═══ EXCERPTED RECORDS

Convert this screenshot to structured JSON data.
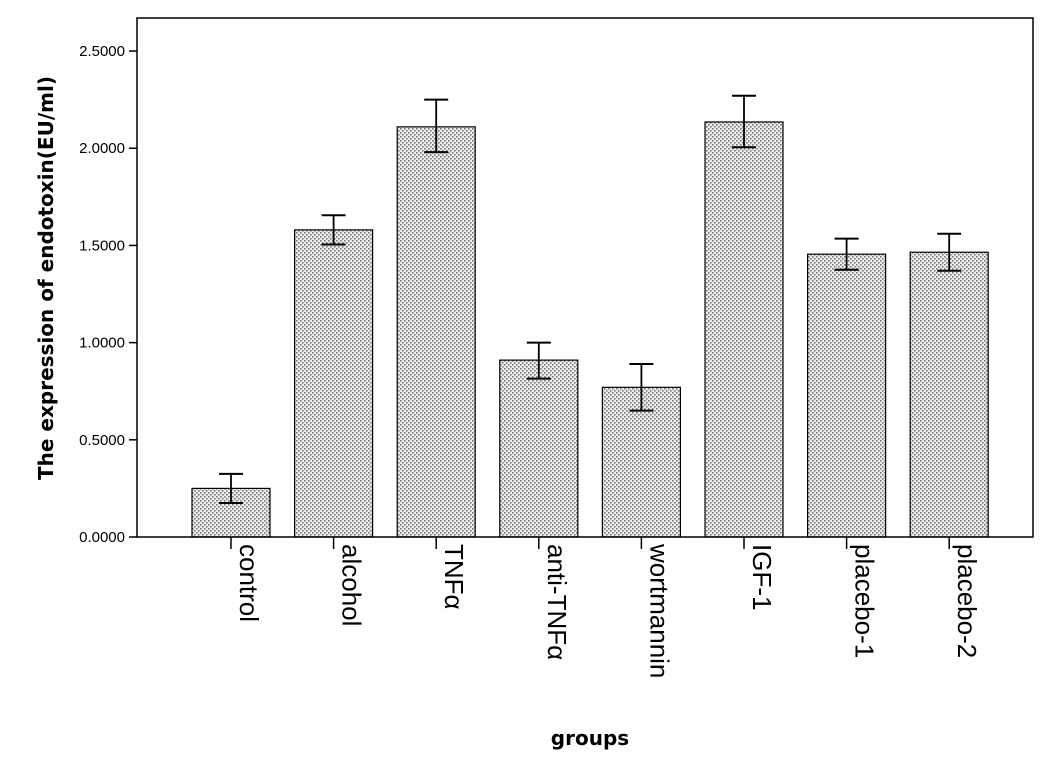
{
  "chart_data": {
    "type": "bar",
    "xlabel": "groups",
    "ylabel": "The expression  of endotoxin(EU/ml)",
    "ylim": [
      0,
      2.5
    ],
    "yticks": [
      "0.0000",
      "0.5000",
      "1.0000",
      "1.5000",
      "2.0000",
      "2.5000"
    ],
    "grid": false,
    "error_bars": true,
    "colors": {
      "bar_fill": "#e8e8e8",
      "bar_dots": "#8c8c8c",
      "stroke": "#000000"
    },
    "categories": [
      "control",
      "alcohol",
      "TNFα",
      "anti-TNFα",
      "wortmannin",
      "IGF-1",
      "placebo-1",
      "placebo-2"
    ],
    "values": [
      0.25,
      1.58,
      2.11,
      0.91,
      0.77,
      2.135,
      1.455,
      1.465
    ],
    "error_low": [
      0.175,
      1.505,
      1.98,
      0.815,
      0.65,
      2.005,
      1.375,
      1.37
    ],
    "error_high": [
      0.325,
      1.655,
      2.25,
      1.0,
      0.89,
      2.27,
      1.535,
      1.56
    ]
  }
}
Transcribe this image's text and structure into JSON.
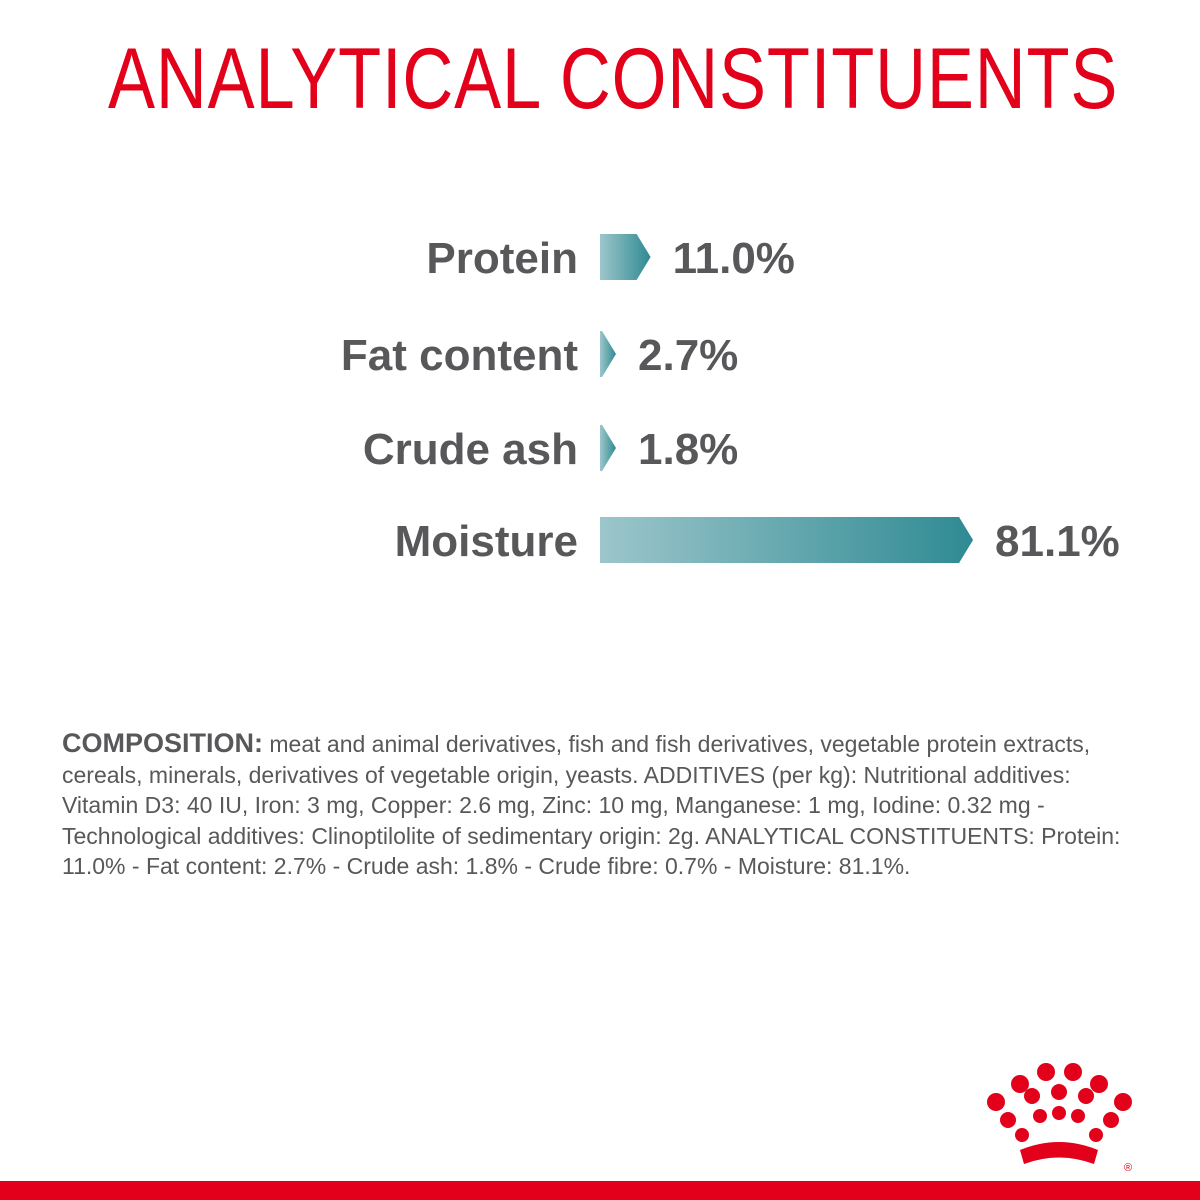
{
  "title": "ANALYTICAL CONSTITUENTS",
  "colors": {
    "brand_red": "#e2001a",
    "bar_light": "#9cc6cb",
    "bar_dark": "#2f8a93",
    "label_gray": "#58585a"
  },
  "chart_data": {
    "type": "bar",
    "orientation": "horizontal",
    "title": "ANALYTICAL CONSTITUENTS",
    "categories": [
      "Protein",
      "Fat content",
      "Crude ash",
      "Moisture"
    ],
    "values": [
      11.0,
      2.7,
      1.8,
      81.1
    ],
    "value_labels": [
      "11.0%",
      "2.7%",
      "1.8%",
      "81.1%"
    ],
    "unit": "%",
    "grid": false,
    "legend": "none"
  },
  "composition": {
    "label": "COMPOSITION:",
    "text": "meat and animal derivatives, fish and fish derivatives, vegetable protein extracts, cereals, minerals, derivatives of vegetable origin, yeasts. ADDITIVES (per kg): Nutritional additives: Vitamin D3: 40 IU, Iron: 3 mg, Copper: 2.6 mg, Zinc: 10 mg, Manganese: 1 mg, Iodine: 0.32 mg - Technological additives: Clinoptilolite of sedimentary origin: 2g. ANALYTICAL CONSTITUENTS: Protein: 11.0% - Fat content: 2.7% - Crude ash: 1.8% - Crude fibre: 0.7% - Moisture: 81.1%."
  },
  "logo": {
    "icon": "crown-logo-icon",
    "registered_mark": "®"
  }
}
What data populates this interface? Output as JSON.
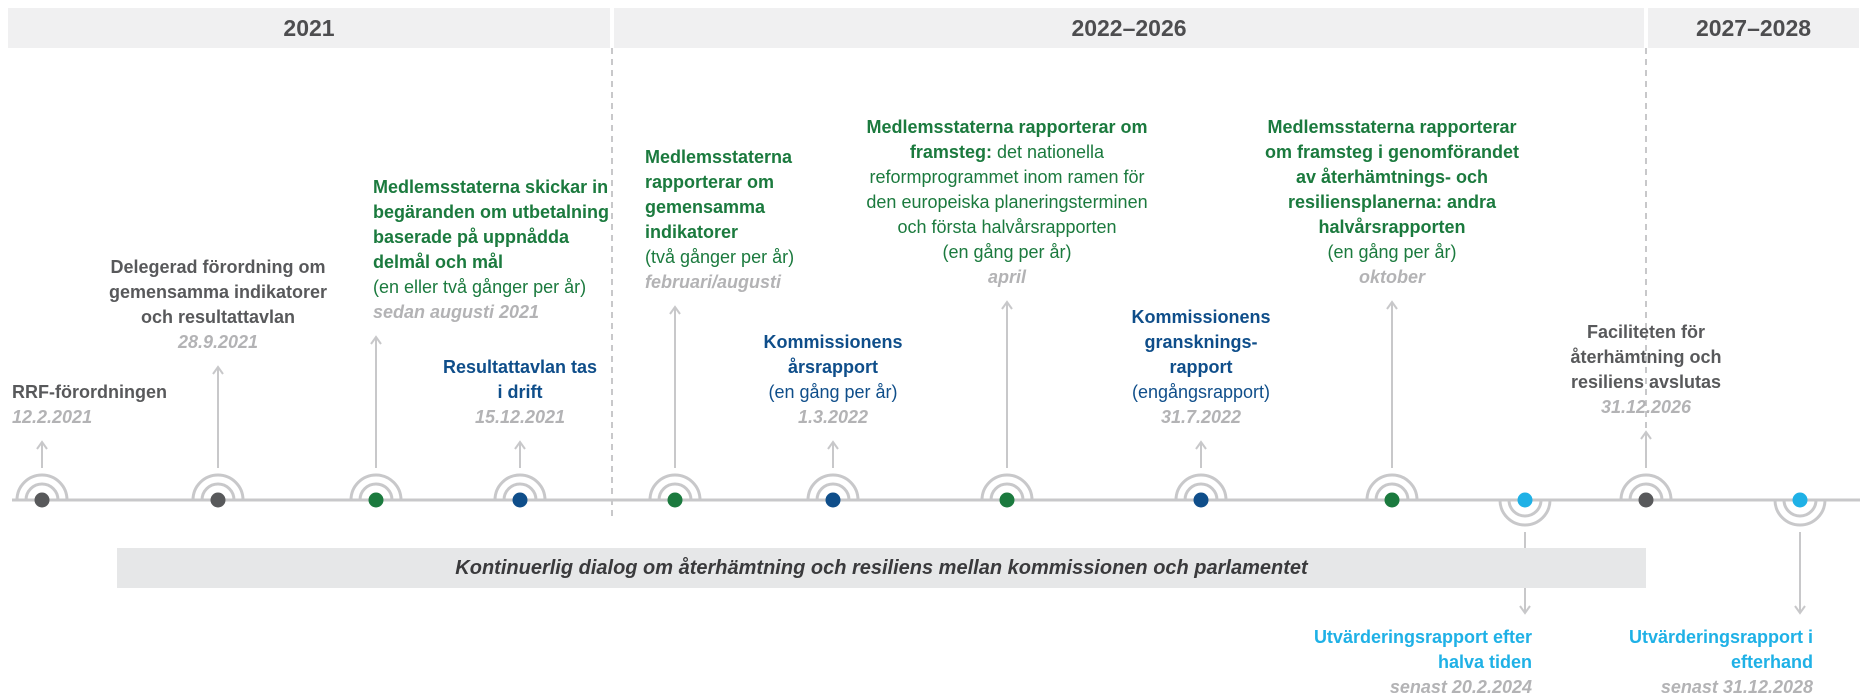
{
  "periods": [
    "2021",
    "2022–2026",
    "2027–2028"
  ],
  "dialog": "Kontinuerlig dialog om återhämtning och resiliens mellan kommissionen och parlamentet",
  "events": [
    {
      "title": "RRF-förordningen",
      "date": "12.2.2021",
      "color": "#58595b"
    },
    {
      "title": "Delegerad förordning om gemensamma indikatorer och resultattavlan",
      "date": "28.9.2021",
      "color": "#58595b"
    },
    {
      "title": "Medlemsstaterna skickar in begäranden om utbetalning baserade på uppnådda delmål och mål",
      "text": "(en eller två gånger per år)",
      "date": "sedan augusti 2021",
      "color": "#1b7a3e"
    },
    {
      "title": "Resultattavlan tas i drift",
      "date": "15.12.2021",
      "color": "#0f4e8a"
    },
    {
      "title": "Medlemsstaterna rapporterar om gemensamma indikatorer",
      "text": "(två gånger per år)",
      "date": "februari/augusti",
      "color": "#1b7a3e"
    },
    {
      "title": "Kommissionens årsrapport",
      "text": "(en gång per år)",
      "date": "1.3.2022",
      "color": "#0f4e8a"
    },
    {
      "title": "Medlemsstaterna rapporterar om framsteg:",
      "inline": "det nationella reformprogrammet inom ramen för den europeiska planeringsterminen och första halvårsrapporten",
      "text": "(en gång per år)",
      "date": "april",
      "color": "#1b7a3e"
    },
    {
      "title": "Kommissionens gransknings-rapport",
      "text": "(engångsrapport)",
      "date": "31.7.2022",
      "color": "#0f4e8a"
    },
    {
      "title": "Medlemsstaterna rapporterar om framsteg i genomförandet av återhämtnings- och resiliensplanerna: andra halvårsrapporten",
      "text": "(en gång per år)",
      "date": "oktober",
      "color": "#1b7a3e"
    },
    {
      "title": "Utvärderingsrapport efter halva tiden",
      "date": "senast 20.2.2024",
      "color": "#1fb1e6"
    },
    {
      "title": "Faciliteten för återhämtning och resiliens avslutas",
      "date": "31.12.2026",
      "color": "#58595b"
    },
    {
      "title": "Utvärderingsrapport i efterhand",
      "date": "senast 31.12.2028",
      "color": "#1fb1e6"
    }
  ]
}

══════

— EXERCISE REQUIREMENTS —
Please return every line from the material above where the string "ANALYTICAL" occurs.

— RESPONSE TO THE TASK —
  "title": "ANALYTICAL CONSTITUENTS",
    "title": "ANALYTICAL CONSTITUENTS",
    "text": "meat and animal derivatives, fish and fish derivatives, vegetable protein extracts, cereals, minerals, derivatives of vegetable origin, yeasts. ADDITIVES (per kg): Nutritional additives: Vitamin D3: 40 IU, Iron: 3 mg, Copper: 2.6 mg, Zinc: 10 mg, Manganese: 1 mg, Iodine: 0.32 mg - Technological additives: Clinoptilolite of sedimentary origin: 2g. ANALYTICAL CONSTITUENTS: Protein: 11.0% - Fat content: 2.7% - Crude ash: 1.8% - Crude fibre: 0.7% - Moisture: 81.1%."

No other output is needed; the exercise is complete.